(Your instructions):
Transcribe every entry exactly, leaving out any pictures.

(Exercise input):

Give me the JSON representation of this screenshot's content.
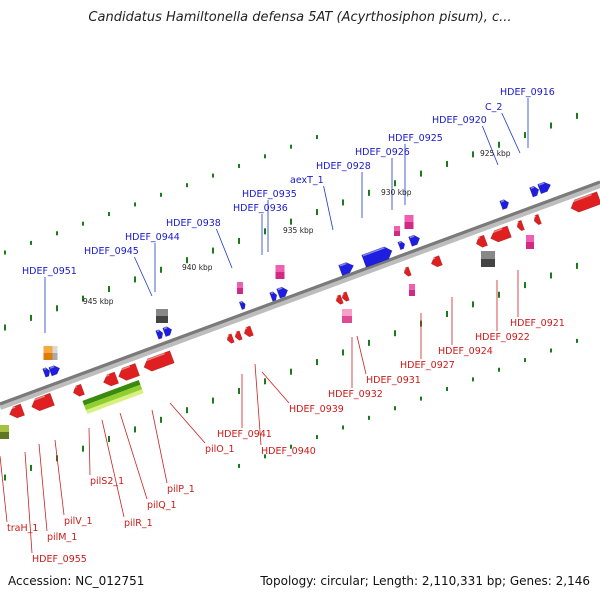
{
  "title": "Candidatus Hamiltonella defensa 5AT (Acyrthosiphon pisum), c...",
  "footer": {
    "accession": "Accession: NC_012751",
    "summary": "Topology: circular; Length: 2,110,331 bp; Genes: 2,146"
  },
  "colors": {
    "backbone": "#8a8a8a",
    "forward_label": "#1a1acc",
    "reverse_label": "#cc1a1a",
    "forward_gene": "#1e1ee0",
    "reverse_gene": "#e02020",
    "pseudo_pink": "#e0308a",
    "grey_feature": "#666666",
    "orange_feature": "#f08a10",
    "green_feature": "#5aa010",
    "tick_dot": "#1c7a1c"
  },
  "ticks": [
    "925 kbp",
    "930 kbp",
    "935 kbp",
    "940 kbp",
    "945 kbp"
  ],
  "forward_labels": [
    "HDEF_0916",
    "C_2",
    "HDEF_0920",
    "HDEF_0925",
    "HDEF_0926",
    "HDEF_0928",
    "aexT_1",
    "HDEF_0935",
    "HDEF_0936",
    "HDEF_0938",
    "HDEF_0944",
    "HDEF_0945",
    "HDEF_0951"
  ],
  "reverse_labels": [
    "HDEF_0921",
    "HDEF_0922",
    "HDEF_0924",
    "HDEF_0927",
    "HDEF_0931",
    "HDEF_0932",
    "HDEF_0939",
    "HDEF_0940",
    "HDEF_0941",
    "pilO_1",
    "pilP_1",
    "pilQ_1",
    "pilR_1",
    "pilS2_1",
    "pilV_1",
    "pilM_1",
    "traH_1",
    "HDEF_0955"
  ]
}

(Worked solution):
Give me the JSON representation of this screenshot's content.
{
  "title": "Candidatus Hamiltonella defensa 5AT (Acyrthosiphon pisum), c...",
  "footer": {
    "accession": "Accession: NC_012751",
    "summary": "Topology: circular; Length: 2,110,331 bp; Genes: 2,146"
  },
  "colors": {
    "backbone": "#8a8a8a",
    "forward_label": "#1a1acc",
    "reverse_label": "#cc1a1a",
    "forward_gene": "#1e1ee0",
    "reverse_gene": "#e02020",
    "pseudo_pink": "#e0308a",
    "grey_feature": "#666666",
    "orange_feature": "#f08a10",
    "green_feature": "#5aa010",
    "tick_dot": "#1c7a1c"
  },
  "ticks": [
    "925 kbp",
    "930 kbp",
    "935 kbp",
    "940 kbp",
    "945 kbp"
  ],
  "forward_labels": [
    "HDEF_0916",
    "C_2",
    "HDEF_0920",
    "HDEF_0925",
    "HDEF_0926",
    "HDEF_0928",
    "aexT_1",
    "HDEF_0935",
    "HDEF_0936",
    "HDEF_0938",
    "HDEF_0944",
    "HDEF_0945",
    "HDEF_0951"
  ],
  "reverse_labels": [
    "HDEF_0921",
    "HDEF_0922",
    "HDEF_0924",
    "HDEF_0927",
    "HDEF_0931",
    "HDEF_0932",
    "HDEF_0939",
    "HDEF_0940",
    "HDEF_0941",
    "pilO_1",
    "pilP_1",
    "pilQ_1",
    "pilR_1",
    "pilS2_1",
    "pilV_1",
    "pilM_1",
    "traH_1",
    "HDEF_0955"
  ]
}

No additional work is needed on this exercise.